Task goal: Restate each entry word for word, leaving nothing out.

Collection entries
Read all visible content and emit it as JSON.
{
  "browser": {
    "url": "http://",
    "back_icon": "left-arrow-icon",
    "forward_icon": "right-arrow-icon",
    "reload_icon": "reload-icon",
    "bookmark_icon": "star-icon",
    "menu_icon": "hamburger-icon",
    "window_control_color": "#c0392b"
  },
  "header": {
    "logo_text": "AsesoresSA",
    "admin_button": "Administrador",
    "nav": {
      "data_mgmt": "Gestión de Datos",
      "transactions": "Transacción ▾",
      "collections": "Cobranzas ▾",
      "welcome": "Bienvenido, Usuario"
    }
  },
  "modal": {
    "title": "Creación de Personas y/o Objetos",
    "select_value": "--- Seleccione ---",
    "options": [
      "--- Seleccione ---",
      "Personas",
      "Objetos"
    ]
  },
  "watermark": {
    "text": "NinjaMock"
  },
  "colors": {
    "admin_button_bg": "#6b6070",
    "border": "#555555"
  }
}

Answer in full:
Read all visible content and emit it as JSON.
{
  "browser": {
    "url": "http://",
    "back_icon": "left-arrow-icon",
    "forward_icon": "right-arrow-icon",
    "reload_icon": "reload-icon",
    "bookmark_icon": "star-icon",
    "menu_icon": "hamburger-icon",
    "window_control_color": "#c0392b"
  },
  "header": {
    "logo_text": "AsesoresSA",
    "admin_button": "Administrador",
    "nav": {
      "data_mgmt": "Gestión de Datos",
      "transactions": "Transacción ▾",
      "collections": "Cobranzas ▾",
      "welcome": "Bienvenido, Usuario"
    }
  },
  "modal": {
    "title": "Creación de Personas y/o Objetos",
    "select_value": "--- Seleccione ---",
    "options": [
      "--- Seleccione ---",
      "Personas",
      "Objetos"
    ]
  },
  "watermark": {
    "text": "NinjaMock"
  },
  "colors": {
    "admin_button_bg": "#6b6070",
    "border": "#555555"
  }
}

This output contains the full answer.